Repeat each record below exactly, dropping the pictures.

→ **Material for this exercise**:
########################################
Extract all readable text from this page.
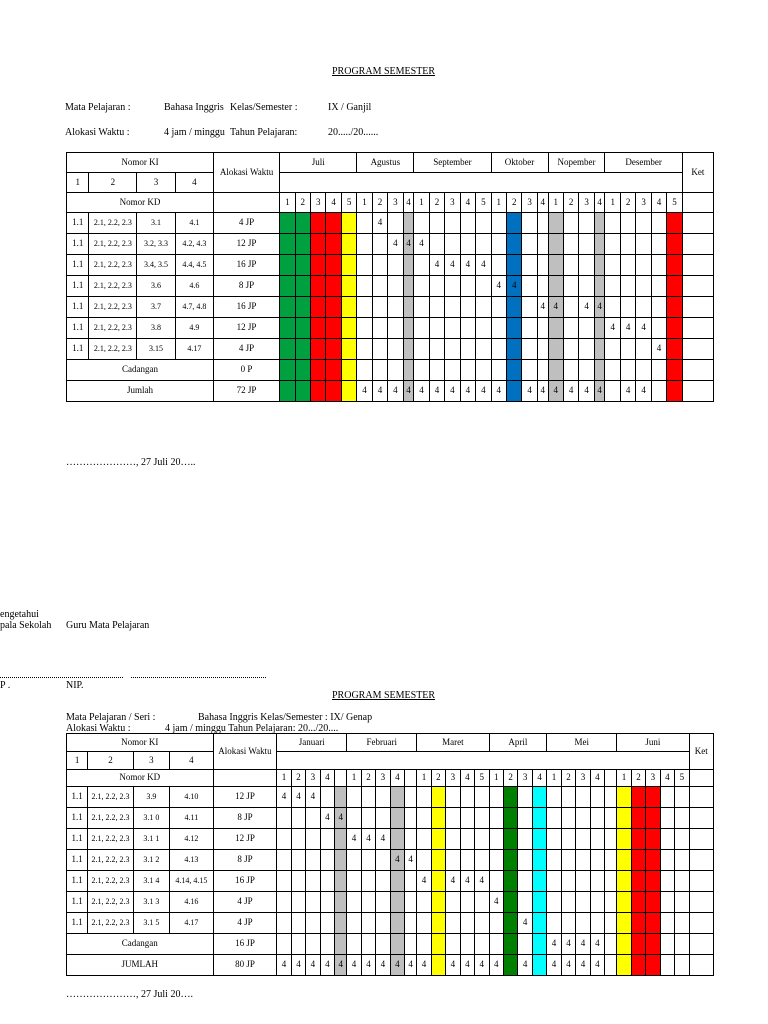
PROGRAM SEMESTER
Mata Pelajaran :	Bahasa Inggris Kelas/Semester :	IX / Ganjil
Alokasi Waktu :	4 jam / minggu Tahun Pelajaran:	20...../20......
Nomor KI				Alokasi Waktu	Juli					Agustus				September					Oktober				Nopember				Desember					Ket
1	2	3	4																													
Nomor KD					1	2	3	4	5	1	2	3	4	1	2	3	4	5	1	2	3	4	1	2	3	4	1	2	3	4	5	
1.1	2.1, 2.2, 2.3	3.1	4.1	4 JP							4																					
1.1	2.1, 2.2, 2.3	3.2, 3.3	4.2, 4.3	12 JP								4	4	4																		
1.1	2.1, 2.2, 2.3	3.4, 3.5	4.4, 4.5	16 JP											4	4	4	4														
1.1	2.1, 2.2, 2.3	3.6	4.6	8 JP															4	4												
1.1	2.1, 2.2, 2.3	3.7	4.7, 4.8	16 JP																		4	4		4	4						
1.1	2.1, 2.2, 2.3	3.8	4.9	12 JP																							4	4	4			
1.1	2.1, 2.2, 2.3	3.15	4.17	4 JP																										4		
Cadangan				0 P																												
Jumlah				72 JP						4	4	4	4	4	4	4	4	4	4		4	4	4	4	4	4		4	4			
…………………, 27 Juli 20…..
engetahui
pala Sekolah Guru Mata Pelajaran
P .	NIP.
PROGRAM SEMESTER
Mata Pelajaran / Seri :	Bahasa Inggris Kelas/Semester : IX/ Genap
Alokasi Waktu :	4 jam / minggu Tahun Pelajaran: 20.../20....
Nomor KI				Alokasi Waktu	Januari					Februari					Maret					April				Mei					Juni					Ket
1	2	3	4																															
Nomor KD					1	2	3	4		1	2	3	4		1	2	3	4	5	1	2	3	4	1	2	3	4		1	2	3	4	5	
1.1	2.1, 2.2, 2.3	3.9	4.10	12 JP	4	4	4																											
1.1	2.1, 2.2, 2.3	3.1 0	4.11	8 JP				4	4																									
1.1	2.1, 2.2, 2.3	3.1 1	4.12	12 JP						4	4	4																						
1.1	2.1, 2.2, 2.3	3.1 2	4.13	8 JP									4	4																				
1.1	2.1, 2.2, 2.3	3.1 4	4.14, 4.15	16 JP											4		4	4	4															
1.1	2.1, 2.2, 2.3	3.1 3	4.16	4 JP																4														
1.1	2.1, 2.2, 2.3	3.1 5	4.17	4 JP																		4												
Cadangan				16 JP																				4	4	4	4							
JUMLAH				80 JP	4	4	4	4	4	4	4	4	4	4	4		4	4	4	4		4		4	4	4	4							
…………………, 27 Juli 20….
########################################
→ **Exercise output**:
Extract all readable text from this page.
PROGRAM SEMESTER
Mata Pelajaran :	Bahasa Inggris Kelas/Semester :	IX / Ganjil
Alokasi Waktu :	4 jam / minggu Tahun Pelajaran:	20...../20......
Nomor KI				Alokasi Waktu	Juli					Agustus				September					Oktober				Nopember				Desember					Ket
1	2	3	4																													
Nomor KD					1	2	3	4	5	1	2	3	4	1	2	3	4	5	1	2	3	4	1	2	3	4	1	2	3	4	5	
1.1	2.1, 2.2, 2.3	3.1	4.1	4 JP							4																					
1.1	2.1, 2.2, 2.3	3.2, 3.3	4.2, 4.3	12 JP								4	4	4																		
1.1	2.1, 2.2, 2.3	3.4, 3.5	4.4, 4.5	16 JP											4	4	4	4														
1.1	2.1, 2.2, 2.3	3.6	4.6	8 JP															4	4												
1.1	2.1, 2.2, 2.3	3.7	4.7, 4.8	16 JP																		4	4		4	4						
1.1	2.1, 2.2, 2.3	3.8	4.9	12 JP																							4	4	4			
1.1	2.1, 2.2, 2.3	3.15	4.17	4 JP																										4		
Cadangan				0 P																												
Jumlah				72 JP						4	4	4	4	4	4	4	4	4	4		4	4	4	4	4	4		4	4			
…………………, 27 Juli 20…..
engetahui
pala Sekolah Guru Mata Pelajaran
P .	NIP.
PROGRAM SEMESTER
Mata Pelajaran / Seri :	Bahasa Inggris Kelas/Semester : IX/ Genap
Alokasi Waktu :	4 jam / minggu Tahun Pelajaran: 20.../20....
Nomor KI				Alokasi Waktu	Januari					Februari					Maret					April				Mei					Juni					Ket
1	2	3	4																															
Nomor KD					1	2	3	4		1	2	3	4		1	2	3	4	5	1	2	3	4	1	2	3	4		1	2	3	4	5	
1.1	2.1, 2.2, 2.3	3.9	4.10	12 JP	4	4	4																											
1.1	2.1, 2.2, 2.3	3.1 0	4.11	8 JP				4	4																									
1.1	2.1, 2.2, 2.3	3.1 1	4.12	12 JP						4	4	4																						
1.1	2.1, 2.2, 2.3	3.1 2	4.13	8 JP									4	4																				
1.1	2.1, 2.2, 2.3	3.1 4	4.14, 4.15	16 JP											4		4	4	4															
1.1	2.1, 2.2, 2.3	3.1 3	4.16	4 JP																4														
1.1	2.1, 2.2, 2.3	3.1 5	4.17	4 JP																		4												
Cadangan				16 JP																				4	4	4	4							
JUMLAH				80 JP	4	4	4	4	4	4	4	4	4	4	4		4	4	4	4		4		4	4	4	4							
…………………, 27 Juli 20….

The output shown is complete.